» **WORK INSTRUCTIONS**
Restate the full set of records exactly, word for word.

-- begin EXTRACTED ENTRIES --

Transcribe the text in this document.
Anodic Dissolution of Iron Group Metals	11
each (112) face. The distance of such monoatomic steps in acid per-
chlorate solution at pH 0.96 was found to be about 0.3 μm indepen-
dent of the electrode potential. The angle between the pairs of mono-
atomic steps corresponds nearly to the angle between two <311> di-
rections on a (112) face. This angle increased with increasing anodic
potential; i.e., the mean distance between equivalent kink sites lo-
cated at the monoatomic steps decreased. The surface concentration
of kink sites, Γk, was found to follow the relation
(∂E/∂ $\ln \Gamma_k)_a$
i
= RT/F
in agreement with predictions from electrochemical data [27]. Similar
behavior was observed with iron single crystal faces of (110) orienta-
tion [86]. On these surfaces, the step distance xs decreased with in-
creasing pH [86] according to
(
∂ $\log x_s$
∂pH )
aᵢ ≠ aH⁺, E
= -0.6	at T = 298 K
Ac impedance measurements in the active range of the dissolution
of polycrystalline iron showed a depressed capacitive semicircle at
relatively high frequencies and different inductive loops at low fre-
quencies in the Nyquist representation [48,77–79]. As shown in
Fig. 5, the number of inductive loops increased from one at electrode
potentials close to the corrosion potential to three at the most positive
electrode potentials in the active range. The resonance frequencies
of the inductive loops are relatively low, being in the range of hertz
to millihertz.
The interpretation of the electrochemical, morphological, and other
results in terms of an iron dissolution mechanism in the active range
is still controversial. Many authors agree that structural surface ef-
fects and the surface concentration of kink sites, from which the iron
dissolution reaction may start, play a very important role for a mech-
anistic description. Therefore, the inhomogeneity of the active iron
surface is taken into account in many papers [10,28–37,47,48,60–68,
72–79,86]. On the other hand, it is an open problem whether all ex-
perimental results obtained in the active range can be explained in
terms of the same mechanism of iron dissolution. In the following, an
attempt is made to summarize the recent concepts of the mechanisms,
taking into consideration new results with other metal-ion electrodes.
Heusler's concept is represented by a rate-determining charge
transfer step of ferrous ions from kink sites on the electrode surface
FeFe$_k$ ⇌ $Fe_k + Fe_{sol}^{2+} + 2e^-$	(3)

-- end EXTRACTED ENTRIES --

» **ANSWER TO THE EXERCISE**
Transcribe the text in this document.
Anodic Dissolution of Iron Group Metals	11
each (112) face. The distance of such monoatomic steps in acid per-
chlorate solution at pH 0.96 was found to be about 0.3 μm indepen-
dent of the electrode potential. The angle between the pairs of mono-
atomic steps corresponds nearly to the angle between two <311> di-
rections on a (112) face. This angle increased with increasing anodic
potential; i.e., the mean distance between equivalent kink sites lo-
cated at the monoatomic steps decreased. The surface concentration
of kink sites, Γk, was found to follow the relation
(∂E/∂ $\ln \Gamma_k)_a$
i
= RT/F
in agreement with predictions from electrochemical data [27]. Similar
behavior was observed with iron single crystal faces of (110) orienta-
tion [86]. On these surfaces, the step distance xs decreased with in-
creasing pH [86] according to
(
∂ $\log x_s$
∂pH )
aᵢ ≠ aH⁺, E
= -0.6	at T = 298 K
Ac impedance measurements in the active range of the dissolution
of polycrystalline iron showed a depressed capacitive semicircle at
relatively high frequencies and different inductive loops at low fre-
quencies in the Nyquist representation [48,77–79]. As shown in
Fig. 5, the number of inductive loops increased from one at electrode
potentials close to the corrosion potential to three at the most positive
electrode potentials in the active range. The resonance frequencies
of the inductive loops are relatively low, being in the range of hertz
to millihertz.
The interpretation of the electrochemical, morphological, and other
results in terms of an iron dissolution mechanism in the active range
is still controversial. Many authors agree that structural surface ef-
fects and the surface concentration of kink sites, from which the iron
dissolution reaction may start, play a very important role for a mech-
anistic description. Therefore, the inhomogeneity of the active iron
surface is taken into account in many papers [10,28–37,47,48,60–68,
72–79,86]. On the other hand, it is an open problem whether all ex-
perimental results obtained in the active range can be explained in
terms of the same mechanism of iron dissolution. In the following, an
attempt is made to summarize the recent concepts of the mechanisms,
taking into consideration new results with other metal-ion electrodes.
Heusler's concept is represented by a rate-determining charge
transfer step of ferrous ions from kink sites on the electrode surface
FeFe$_k$ ⇌ $Fe_k + Fe_{sol}^{2+} + 2e^-$	(3)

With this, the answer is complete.